Collection entries
::::

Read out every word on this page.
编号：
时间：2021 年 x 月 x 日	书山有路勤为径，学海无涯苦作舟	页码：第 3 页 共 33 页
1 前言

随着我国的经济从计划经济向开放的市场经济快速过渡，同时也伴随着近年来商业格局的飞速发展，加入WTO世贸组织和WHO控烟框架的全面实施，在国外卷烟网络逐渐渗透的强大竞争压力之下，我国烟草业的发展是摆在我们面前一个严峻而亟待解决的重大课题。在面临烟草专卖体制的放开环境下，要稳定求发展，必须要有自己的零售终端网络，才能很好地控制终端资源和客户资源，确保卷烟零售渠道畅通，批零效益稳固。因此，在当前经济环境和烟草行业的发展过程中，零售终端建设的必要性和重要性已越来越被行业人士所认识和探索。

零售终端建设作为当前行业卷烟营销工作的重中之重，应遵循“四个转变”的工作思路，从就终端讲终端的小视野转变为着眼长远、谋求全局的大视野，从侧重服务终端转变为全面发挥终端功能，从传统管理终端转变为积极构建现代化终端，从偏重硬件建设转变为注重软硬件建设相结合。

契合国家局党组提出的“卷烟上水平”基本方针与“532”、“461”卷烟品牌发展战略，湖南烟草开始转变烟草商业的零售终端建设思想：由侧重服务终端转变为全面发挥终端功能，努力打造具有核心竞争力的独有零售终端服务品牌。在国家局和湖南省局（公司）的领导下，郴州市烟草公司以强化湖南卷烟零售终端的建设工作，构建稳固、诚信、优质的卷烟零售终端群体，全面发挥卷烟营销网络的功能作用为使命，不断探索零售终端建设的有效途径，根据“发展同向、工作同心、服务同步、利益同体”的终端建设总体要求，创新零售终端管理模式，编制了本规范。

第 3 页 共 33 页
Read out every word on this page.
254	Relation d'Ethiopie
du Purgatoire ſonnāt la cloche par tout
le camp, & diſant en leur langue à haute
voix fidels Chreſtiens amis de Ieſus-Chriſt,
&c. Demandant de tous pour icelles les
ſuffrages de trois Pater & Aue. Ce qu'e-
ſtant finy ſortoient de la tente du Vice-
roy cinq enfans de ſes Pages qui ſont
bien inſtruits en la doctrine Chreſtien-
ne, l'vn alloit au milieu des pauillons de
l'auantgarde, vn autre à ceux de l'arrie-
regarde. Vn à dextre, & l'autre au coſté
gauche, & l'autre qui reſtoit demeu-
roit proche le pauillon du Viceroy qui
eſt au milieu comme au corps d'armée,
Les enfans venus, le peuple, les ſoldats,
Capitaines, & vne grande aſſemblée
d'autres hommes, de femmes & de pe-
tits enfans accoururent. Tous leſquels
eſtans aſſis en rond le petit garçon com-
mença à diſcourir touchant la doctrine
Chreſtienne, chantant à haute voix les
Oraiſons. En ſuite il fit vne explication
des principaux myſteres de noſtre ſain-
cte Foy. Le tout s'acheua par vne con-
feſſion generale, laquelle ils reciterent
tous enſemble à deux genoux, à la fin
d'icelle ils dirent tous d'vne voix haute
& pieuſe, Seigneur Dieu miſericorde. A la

::::

**Challenge:**
Pick out and copy every line that contains the word "haute".

**Written response:**
le camp, & diſant en leur langue à haute
Chreſtienne, chantant à haute voix les
d'icelle ils dirent tous d'vne voix haute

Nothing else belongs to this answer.